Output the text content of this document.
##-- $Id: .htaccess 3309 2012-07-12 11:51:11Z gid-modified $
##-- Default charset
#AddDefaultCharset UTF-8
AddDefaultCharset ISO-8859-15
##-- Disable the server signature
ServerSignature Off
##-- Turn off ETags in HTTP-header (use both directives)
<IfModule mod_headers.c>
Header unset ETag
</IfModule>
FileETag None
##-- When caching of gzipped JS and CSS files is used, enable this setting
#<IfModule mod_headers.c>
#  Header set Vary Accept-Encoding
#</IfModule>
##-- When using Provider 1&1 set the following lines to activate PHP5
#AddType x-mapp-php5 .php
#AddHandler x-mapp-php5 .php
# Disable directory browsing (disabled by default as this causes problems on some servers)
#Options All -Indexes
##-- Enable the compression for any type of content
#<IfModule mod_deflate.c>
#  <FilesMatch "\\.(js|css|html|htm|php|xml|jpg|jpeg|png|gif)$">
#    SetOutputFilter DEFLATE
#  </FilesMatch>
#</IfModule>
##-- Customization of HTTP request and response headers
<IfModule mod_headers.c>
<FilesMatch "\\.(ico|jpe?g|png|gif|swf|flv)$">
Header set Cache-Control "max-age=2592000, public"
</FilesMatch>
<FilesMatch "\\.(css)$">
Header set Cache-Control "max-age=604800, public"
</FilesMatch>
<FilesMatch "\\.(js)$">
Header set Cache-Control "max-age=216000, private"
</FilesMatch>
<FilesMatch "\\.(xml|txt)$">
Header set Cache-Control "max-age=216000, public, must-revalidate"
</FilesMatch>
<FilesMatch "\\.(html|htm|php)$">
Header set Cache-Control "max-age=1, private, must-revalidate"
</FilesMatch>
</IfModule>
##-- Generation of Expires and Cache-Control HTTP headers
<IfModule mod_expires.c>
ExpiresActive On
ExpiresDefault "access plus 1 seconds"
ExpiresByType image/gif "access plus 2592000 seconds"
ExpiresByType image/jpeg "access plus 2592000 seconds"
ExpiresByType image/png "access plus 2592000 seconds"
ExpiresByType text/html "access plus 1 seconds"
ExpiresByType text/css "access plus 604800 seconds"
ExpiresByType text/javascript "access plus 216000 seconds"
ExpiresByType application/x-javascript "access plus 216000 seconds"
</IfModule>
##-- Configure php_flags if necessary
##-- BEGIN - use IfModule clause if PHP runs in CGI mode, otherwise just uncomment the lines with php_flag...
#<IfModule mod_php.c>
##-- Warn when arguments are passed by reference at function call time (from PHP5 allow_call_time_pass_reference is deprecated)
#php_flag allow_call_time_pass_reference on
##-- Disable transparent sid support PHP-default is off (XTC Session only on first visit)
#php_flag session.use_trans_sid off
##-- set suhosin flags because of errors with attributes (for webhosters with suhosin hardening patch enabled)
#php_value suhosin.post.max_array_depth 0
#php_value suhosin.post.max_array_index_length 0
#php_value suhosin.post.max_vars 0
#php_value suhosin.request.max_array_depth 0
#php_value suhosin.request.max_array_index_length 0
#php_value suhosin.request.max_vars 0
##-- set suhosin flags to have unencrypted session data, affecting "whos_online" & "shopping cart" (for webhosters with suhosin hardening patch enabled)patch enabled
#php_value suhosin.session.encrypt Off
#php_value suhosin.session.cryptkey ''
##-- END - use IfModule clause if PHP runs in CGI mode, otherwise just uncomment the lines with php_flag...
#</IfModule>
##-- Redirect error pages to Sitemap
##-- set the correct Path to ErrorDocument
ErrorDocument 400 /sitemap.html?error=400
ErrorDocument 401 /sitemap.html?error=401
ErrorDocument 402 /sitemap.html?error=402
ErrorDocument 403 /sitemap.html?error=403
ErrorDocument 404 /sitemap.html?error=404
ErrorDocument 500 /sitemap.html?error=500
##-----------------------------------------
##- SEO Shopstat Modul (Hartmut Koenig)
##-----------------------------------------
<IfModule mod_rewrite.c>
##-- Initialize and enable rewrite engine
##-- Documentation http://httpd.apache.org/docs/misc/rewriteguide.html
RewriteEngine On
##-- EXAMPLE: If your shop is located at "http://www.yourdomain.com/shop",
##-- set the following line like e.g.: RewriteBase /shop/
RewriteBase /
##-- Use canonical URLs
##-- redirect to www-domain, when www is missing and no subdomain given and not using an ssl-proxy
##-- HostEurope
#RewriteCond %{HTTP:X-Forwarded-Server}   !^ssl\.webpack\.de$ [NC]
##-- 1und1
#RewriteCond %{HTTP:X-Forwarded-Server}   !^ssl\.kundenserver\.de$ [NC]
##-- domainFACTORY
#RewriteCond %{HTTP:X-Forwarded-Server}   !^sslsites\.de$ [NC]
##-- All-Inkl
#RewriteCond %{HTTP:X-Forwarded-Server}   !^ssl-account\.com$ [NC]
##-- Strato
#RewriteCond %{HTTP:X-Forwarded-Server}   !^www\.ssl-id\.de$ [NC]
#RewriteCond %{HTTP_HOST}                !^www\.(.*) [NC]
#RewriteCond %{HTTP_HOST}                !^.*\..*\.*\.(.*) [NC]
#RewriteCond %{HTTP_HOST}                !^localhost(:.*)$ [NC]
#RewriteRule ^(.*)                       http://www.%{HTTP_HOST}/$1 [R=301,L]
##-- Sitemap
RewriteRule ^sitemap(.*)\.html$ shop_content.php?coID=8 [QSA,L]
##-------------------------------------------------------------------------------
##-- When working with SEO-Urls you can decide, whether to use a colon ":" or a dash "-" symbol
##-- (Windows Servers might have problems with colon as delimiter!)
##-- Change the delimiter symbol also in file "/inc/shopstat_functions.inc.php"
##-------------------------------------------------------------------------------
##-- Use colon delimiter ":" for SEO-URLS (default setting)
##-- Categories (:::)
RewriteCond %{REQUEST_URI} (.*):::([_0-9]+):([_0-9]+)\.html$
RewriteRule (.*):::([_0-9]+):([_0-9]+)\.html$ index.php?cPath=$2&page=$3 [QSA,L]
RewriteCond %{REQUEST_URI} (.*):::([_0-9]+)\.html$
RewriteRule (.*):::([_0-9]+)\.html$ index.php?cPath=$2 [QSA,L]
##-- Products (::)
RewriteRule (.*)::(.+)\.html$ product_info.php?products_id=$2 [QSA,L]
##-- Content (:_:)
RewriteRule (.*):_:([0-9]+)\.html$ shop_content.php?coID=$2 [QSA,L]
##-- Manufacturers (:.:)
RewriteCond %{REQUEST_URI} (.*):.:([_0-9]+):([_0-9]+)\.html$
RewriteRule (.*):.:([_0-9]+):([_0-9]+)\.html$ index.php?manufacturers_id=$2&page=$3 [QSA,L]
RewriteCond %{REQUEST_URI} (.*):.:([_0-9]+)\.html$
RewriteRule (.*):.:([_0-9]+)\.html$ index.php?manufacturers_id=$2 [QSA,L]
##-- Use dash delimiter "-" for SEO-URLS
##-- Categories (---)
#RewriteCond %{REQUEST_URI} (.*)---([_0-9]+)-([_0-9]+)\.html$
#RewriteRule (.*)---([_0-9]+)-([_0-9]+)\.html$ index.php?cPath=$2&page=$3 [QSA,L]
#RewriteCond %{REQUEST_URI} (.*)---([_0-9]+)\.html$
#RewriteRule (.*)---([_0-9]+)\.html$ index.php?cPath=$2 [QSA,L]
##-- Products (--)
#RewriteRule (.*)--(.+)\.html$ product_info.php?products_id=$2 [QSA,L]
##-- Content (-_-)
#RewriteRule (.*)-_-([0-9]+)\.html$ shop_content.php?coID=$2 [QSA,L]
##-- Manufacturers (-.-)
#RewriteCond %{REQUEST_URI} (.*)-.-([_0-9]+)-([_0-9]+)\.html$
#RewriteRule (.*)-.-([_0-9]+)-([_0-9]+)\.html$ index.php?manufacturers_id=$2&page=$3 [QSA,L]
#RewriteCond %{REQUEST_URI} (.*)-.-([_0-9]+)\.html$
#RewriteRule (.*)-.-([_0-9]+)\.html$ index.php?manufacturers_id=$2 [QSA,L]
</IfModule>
○ ○ ○
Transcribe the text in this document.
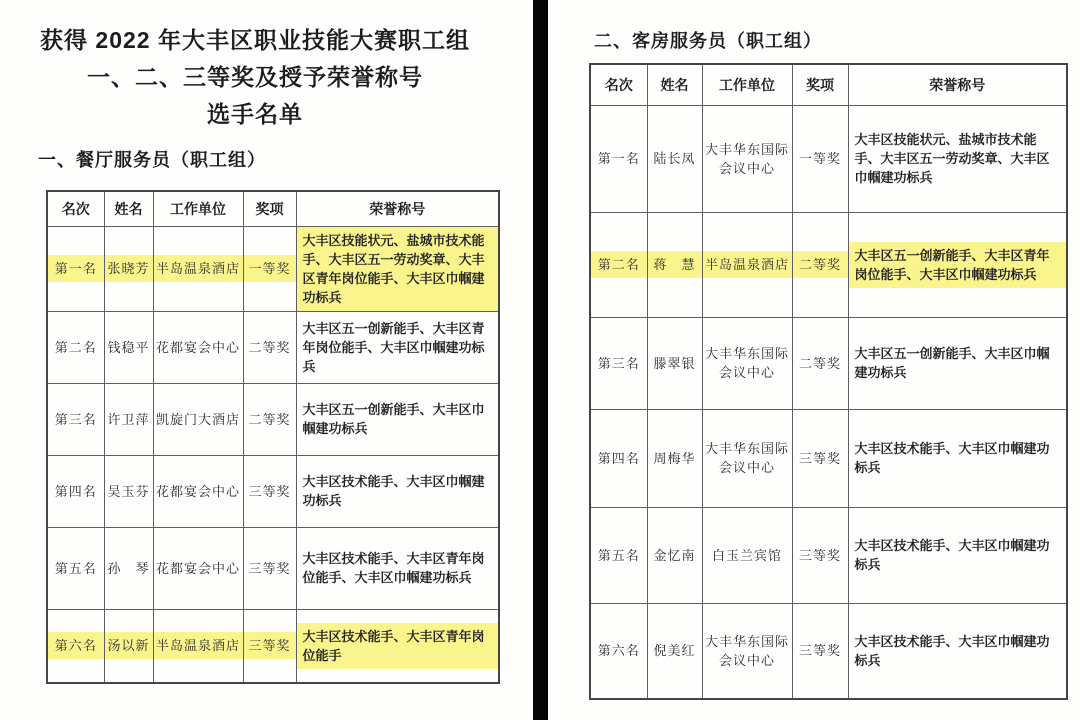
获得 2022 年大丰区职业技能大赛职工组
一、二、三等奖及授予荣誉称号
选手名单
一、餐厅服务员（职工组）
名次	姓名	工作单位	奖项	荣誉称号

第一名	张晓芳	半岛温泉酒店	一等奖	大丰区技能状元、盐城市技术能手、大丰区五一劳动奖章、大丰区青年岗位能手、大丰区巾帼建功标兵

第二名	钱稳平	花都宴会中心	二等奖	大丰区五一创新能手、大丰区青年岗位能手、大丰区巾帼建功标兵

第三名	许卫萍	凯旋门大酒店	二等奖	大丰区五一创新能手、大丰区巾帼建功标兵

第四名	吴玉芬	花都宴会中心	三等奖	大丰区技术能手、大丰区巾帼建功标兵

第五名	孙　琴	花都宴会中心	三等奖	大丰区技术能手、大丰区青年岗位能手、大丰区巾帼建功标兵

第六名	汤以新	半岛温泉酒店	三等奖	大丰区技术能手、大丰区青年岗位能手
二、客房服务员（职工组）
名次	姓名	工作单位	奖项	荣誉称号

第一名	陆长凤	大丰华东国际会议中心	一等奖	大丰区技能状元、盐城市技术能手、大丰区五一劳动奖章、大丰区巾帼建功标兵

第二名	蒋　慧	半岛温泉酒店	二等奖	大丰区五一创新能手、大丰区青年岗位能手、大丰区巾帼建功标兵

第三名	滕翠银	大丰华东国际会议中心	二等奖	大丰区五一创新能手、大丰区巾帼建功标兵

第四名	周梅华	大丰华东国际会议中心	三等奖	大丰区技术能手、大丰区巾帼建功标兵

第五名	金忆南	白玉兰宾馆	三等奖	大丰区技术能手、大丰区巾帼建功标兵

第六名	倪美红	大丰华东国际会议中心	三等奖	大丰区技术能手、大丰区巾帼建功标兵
○ ○ ○
_Goal of the exercise_. Determine how many lines in the listing above hold the word "大丰区技术能手", answering with the number only.

_Response to the exercise_. 6